# SHORT EXERCISE
Copy the records below exactly, leaving out every picture.

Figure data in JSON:
§ §

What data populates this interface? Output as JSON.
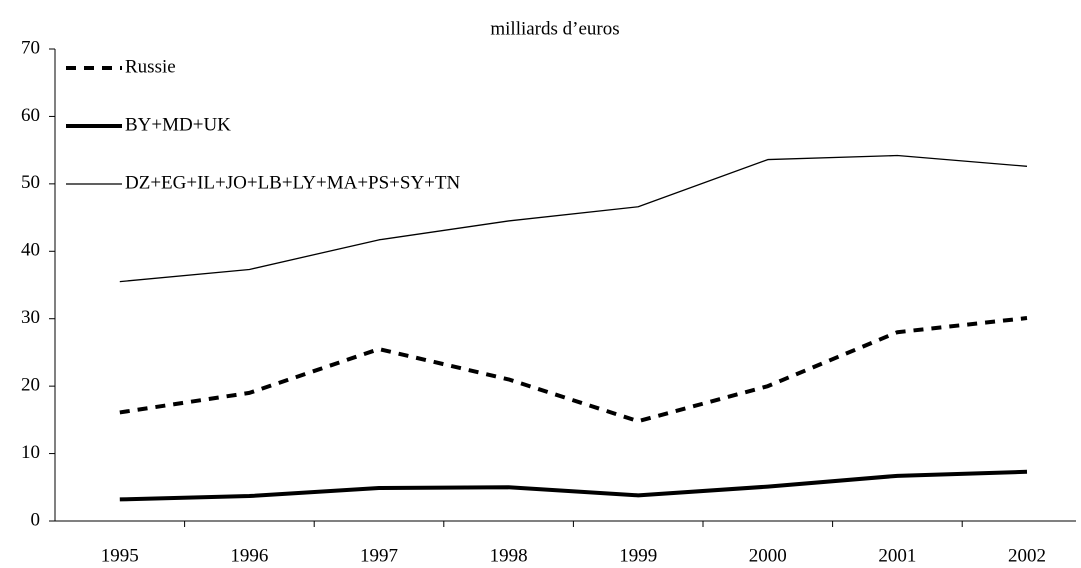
{
  "chart_data": {
    "type": "line",
    "subtitle": "milliards d’euros",
    "categories": [
      "1995",
      "1996",
      "1997",
      "1998",
      "1999",
      "2000",
      "2001",
      "2002"
    ],
    "series": [
      {
        "name": "Russie",
        "color": "#000000",
        "line_width": 4,
        "dashed": true,
        "values": [
          16.1,
          19,
          25.5,
          21,
          14.8,
          20,
          28,
          30.1
        ]
      },
      {
        "name": "BY+MD+UK",
        "color": "#000000",
        "line_width": 4,
        "dashed": false,
        "values": [
          3.2,
          3.7,
          4.9,
          5,
          3.8,
          5.1,
          6.7,
          7.3
        ]
      },
      {
        "name": "DZ+EG+IL+JO+LB+LY+MA+PS+SY+TN",
        "color": "#000000",
        "line_width": 1.3,
        "dashed": false,
        "values": [
          35.5,
          37.3,
          41.7,
          44.5,
          46.6,
          53.6,
          54.2,
          52.6
        ]
      }
    ],
    "ylim": [
      0,
      70
    ],
    "yticks": [
      0,
      10,
      20,
      30,
      40,
      50,
      60,
      70
    ],
    "grid": false,
    "legend": "top-left"
  }
}
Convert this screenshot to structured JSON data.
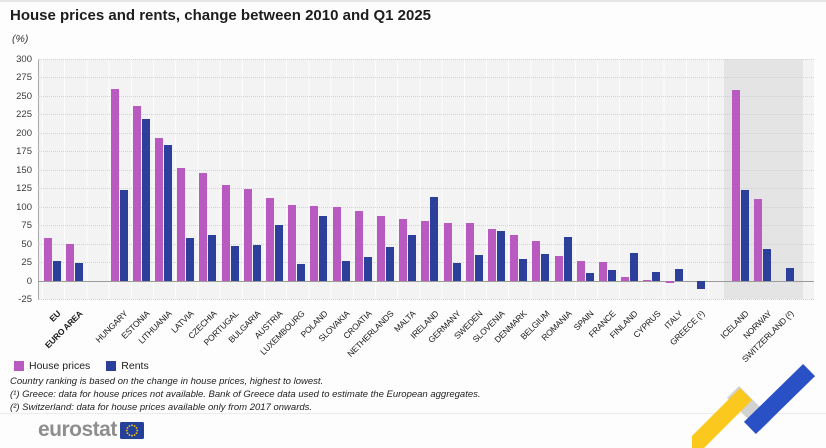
{
  "header": {
    "title": "House prices and rents, change between 2010 and Q1 2025",
    "unit": "(%)"
  },
  "legend": {
    "house_prices": "House prices",
    "rents": "Rents"
  },
  "colors": {
    "house_prices": "#b95ac1",
    "rents": "#2b3f9b",
    "efta_band": "#e4e4e4",
    "plot_background": "#f3f3f3",
    "ribbon_yellow": "#fbc81d",
    "ribbon_gray": "#d2d2d2",
    "ribbon_blue": "#2a50c6",
    "eu_flag_blue": "#24409a",
    "eu_flag_stars": "#ffcc00"
  },
  "footnotes": [
    "Country ranking is based on the change in house prices, highest to lowest.",
    "(¹) Greece: data for house prices not available. Bank of Greece data used to estimate the European aggregates.",
    "(²) Switzerland: data for house prices available only from 2017 onwards."
  ],
  "footer": {
    "brand": "eurostat"
  },
  "chart_data": {
    "type": "bar",
    "title": "House prices and rents, change between 2010 and Q1 2025",
    "xlabel": "",
    "ylabel": "(%)",
    "ylim": [
      -25,
      300
    ],
    "y_ticks": [
      300,
      275,
      250,
      225,
      200,
      175,
      150,
      125,
      100,
      75,
      50,
      25,
      0,
      -25
    ],
    "grid": "horizontal-dotted",
    "legend_position": "bottom-left",
    "categories": [
      "EU",
      "EURO AREA",
      "HUNGARY",
      "ESTONIA",
      "LITHUANIA",
      "LATVIA",
      "CZECHIA",
      "PORTUGAL",
      "BULGARIA",
      "AUSTRIA",
      "LUXEMBOURG",
      "POLAND",
      "SLOVAKIA",
      "CROATIA",
      "NETHERLANDS",
      "MALTA",
      "IRELAND",
      "GERMANY",
      "SWEDEN",
      "SLOVENIA",
      "DENMARK",
      "BELGIUM",
      "ROMANIA",
      "SPAIN",
      "FRANCE",
      "FINLAND",
      "CYPRUS",
      "ITALY",
      "GREECE (¹)",
      "ICELAND",
      "NORWAY",
      "SWITZERLAND (²)"
    ],
    "series": [
      {
        "name": "House prices",
        "values": [
          57,
          50,
          260,
          237,
          193,
          153,
          146,
          130,
          124,
          112,
          102,
          101,
          100,
          94,
          88,
          84,
          80,
          78,
          78,
          70,
          62,
          54,
          33,
          26,
          25,
          5,
          1,
          -4,
          null,
          258,
          110,
          null
        ]
      },
      {
        "name": "Rents",
        "values": [
          27,
          24,
          123,
          219,
          184,
          57,
          62,
          47,
          48,
          75,
          22,
          87,
          26,
          32,
          46,
          62,
          113,
          24,
          35,
          67,
          29,
          36,
          59,
          10,
          14,
          38,
          12,
          16,
          -12,
          122,
          43,
          17
        ]
      }
    ],
    "gap_before": [
      2,
      29
    ],
    "efta_categories": [
      "ICELAND",
      "NORWAY",
      "SWITZERLAND (²)"
    ],
    "bold_categories": [
      "EU",
      "EURO AREA"
    ]
  }
}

§ §

# WRITTEN ANSWER
What data populates this interface? Output as JSON.
{
  "chart_data": {
    "type": "line",
    "subtitle": "milliards d’euros",
    "categories": [
      "1995",
      "1996",
      "1997",
      "1998",
      "1999",
      "2000",
      "2001",
      "2002"
    ],
    "series": [
      {
        "name": "Russie",
        "color": "#000000",
        "line_width": 4,
        "dashed": true,
        "values": [
          16.1,
          19,
          25.5,
          21,
          14.8,
          20,
          28,
          30.1
        ]
      },
      {
        "name": "BY+MD+UK",
        "color": "#000000",
        "line_width": 4,
        "dashed": false,
        "values": [
          3.2,
          3.7,
          4.9,
          5,
          3.8,
          5.1,
          6.7,
          7.3
        ]
      },
      {
        "name": "DZ+EG+IL+JO+LB+LY+MA+PS+SY+TN",
        "color": "#000000",
        "line_width": 1.3,
        "dashed": false,
        "values": [
          35.5,
          37.3,
          41.7,
          44.5,
          46.6,
          53.6,
          54.2,
          52.6
        ]
      }
    ],
    "ylim": [
      0,
      70
    ],
    "yticks": [
      0,
      10,
      20,
      30,
      40,
      50,
      60,
      70
    ],
    "grid": false,
    "legend": "top-left"
  }
}
Convert this screenshot to structured JSON data.
{
  "header": {
    "title": "House prices and rents, change between 2010 and Q1 2025",
    "unit": "(%)"
  },
  "legend": {
    "house_prices": "House prices",
    "rents": "Rents"
  },
  "colors": {
    "house_prices": "#b95ac1",
    "rents": "#2b3f9b",
    "efta_band": "#e4e4e4",
    "plot_background": "#f3f3f3",
    "ribbon_yellow": "#fbc81d",
    "ribbon_gray": "#d2d2d2",
    "ribbon_blue": "#2a50c6",
    "eu_flag_blue": "#24409a",
    "eu_flag_stars": "#ffcc00"
  },
  "footnotes": [
    "Country ranking is based on the change in house prices, highest to lowest.",
    "(¹) Greece: data for house prices not available. Bank of Greece data used to estimate the European aggregates.",
    "(²) Switzerland: data for house prices available only from 2017 onwards."
  ],
  "footer": {
    "brand": "eurostat"
  },
  "chart_data": {
    "type": "bar",
    "title": "House prices and rents, change between 2010 and Q1 2025",
    "xlabel": "",
    "ylabel": "(%)",
    "ylim": [
      -25,
      300
    ],
    "y_ticks": [
      300,
      275,
      250,
      225,
      200,
      175,
      150,
      125,
      100,
      75,
      50,
      25,
      0,
      -25
    ],
    "grid": "horizontal-dotted",
    "legend_position": "bottom-left",
    "categories": [
      "EU",
      "EURO AREA",
      "HUNGARY",
      "ESTONIA",
      "LITHUANIA",
      "LATVIA",
      "CZECHIA",
      "PORTUGAL",
      "BULGARIA",
      "AUSTRIA",
      "LUXEMBOURG",
      "POLAND",
      "SLOVAKIA",
      "CROATIA",
      "NETHERLANDS",
      "MALTA",
      "IRELAND",
      "GERMANY",
      "SWEDEN",
      "SLOVENIA",
      "DENMARK",
      "BELGIUM",
      "ROMANIA",
      "SPAIN",
      "FRANCE",
      "FINLAND",
      "CYPRUS",
      "ITALY",
      "GREECE (¹)",
      "ICELAND",
      "NORWAY",
      "SWITZERLAND (²)"
    ],
    "series": [
      {
        "name": "House prices",
        "values": [
          57,
          50,
          260,
          237,
          193,
          153,
          146,
          130,
          124,
          112,
          102,
          101,
          100,
          94,
          88,
          84,
          80,
          78,
          78,
          70,
          62,
          54,
          33,
          26,
          25,
          5,
          1,
          -4,
          null,
          258,
          110,
          null
        ]
      },
      {
        "name": "Rents",
        "values": [
          27,
          24,
          123,
          219,
          184,
          57,
          62,
          47,
          48,
          75,
          22,
          87,
          26,
          32,
          46,
          62,
          113,
          24,
          35,
          67,
          29,
          36,
          59,
          10,
          14,
          38,
          12,
          16,
          -12,
          122,
          43,
          17
        ]
      }
    ],
    "gap_before": [
      2,
      29
    ],
    "efta_categories": [
      "ICELAND",
      "NORWAY",
      "SWITZERLAND (²)"
    ],
    "bold_categories": [
      "EU",
      "EURO AREA"
    ]
  }
}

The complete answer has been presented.